In the listing that follows, count every line with the word "kiên" in it and write only the total.

• PROVIDED MATERIAL:
--

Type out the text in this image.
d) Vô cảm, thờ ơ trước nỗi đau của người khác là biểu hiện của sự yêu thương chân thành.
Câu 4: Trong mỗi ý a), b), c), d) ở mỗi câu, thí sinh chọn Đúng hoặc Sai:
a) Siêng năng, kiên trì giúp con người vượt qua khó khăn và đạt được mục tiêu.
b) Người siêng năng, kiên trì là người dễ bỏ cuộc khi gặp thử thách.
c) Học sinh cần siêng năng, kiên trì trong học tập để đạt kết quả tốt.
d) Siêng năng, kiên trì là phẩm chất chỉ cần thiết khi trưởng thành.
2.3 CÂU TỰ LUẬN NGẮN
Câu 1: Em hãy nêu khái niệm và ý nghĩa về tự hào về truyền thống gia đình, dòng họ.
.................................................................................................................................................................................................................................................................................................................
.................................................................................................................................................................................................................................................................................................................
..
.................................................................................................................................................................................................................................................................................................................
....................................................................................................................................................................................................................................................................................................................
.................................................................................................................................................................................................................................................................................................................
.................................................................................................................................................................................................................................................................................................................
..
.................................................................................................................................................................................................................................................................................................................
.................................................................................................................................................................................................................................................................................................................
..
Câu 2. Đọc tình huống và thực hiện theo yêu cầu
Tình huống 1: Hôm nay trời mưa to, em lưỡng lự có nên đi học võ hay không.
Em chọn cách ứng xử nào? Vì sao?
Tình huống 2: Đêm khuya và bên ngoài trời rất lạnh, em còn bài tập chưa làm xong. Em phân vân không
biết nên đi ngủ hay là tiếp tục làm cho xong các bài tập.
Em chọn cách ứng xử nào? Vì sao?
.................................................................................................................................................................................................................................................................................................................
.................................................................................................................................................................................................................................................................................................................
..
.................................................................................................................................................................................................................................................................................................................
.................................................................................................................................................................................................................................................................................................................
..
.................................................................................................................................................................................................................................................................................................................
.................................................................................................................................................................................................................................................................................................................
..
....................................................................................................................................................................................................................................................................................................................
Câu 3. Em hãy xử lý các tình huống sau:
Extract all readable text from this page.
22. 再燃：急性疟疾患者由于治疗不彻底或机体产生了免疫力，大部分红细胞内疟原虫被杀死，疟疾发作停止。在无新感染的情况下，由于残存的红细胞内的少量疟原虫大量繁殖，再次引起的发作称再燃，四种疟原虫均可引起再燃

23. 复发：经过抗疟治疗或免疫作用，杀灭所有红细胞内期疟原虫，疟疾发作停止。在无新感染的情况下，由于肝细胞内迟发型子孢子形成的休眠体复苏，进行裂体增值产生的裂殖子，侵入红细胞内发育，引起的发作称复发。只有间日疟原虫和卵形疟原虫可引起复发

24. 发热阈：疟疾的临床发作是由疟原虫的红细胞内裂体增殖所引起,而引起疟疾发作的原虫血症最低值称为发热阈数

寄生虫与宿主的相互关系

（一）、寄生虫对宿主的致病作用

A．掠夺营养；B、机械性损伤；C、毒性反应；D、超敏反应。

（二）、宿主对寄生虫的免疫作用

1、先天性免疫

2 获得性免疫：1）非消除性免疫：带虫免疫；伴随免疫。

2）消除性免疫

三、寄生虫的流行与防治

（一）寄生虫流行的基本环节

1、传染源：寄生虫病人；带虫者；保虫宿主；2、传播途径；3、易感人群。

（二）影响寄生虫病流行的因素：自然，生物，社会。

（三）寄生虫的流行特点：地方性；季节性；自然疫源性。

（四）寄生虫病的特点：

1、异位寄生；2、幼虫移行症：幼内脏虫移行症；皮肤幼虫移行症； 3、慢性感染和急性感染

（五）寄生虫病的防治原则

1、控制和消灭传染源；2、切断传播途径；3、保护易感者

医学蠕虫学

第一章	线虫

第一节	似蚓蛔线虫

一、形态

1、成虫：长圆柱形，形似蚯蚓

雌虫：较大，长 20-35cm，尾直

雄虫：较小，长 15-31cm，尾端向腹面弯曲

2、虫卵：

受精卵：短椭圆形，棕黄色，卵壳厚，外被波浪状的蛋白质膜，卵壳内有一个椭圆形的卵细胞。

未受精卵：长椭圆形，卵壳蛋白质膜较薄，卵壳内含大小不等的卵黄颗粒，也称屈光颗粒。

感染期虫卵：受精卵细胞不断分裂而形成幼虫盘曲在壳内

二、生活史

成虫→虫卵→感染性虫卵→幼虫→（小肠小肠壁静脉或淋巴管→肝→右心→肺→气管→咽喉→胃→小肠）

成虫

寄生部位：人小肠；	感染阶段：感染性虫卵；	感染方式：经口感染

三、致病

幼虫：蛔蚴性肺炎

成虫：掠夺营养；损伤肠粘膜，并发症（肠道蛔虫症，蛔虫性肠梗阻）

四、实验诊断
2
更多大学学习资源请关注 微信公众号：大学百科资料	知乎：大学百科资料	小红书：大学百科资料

--

• RESPONSE: 4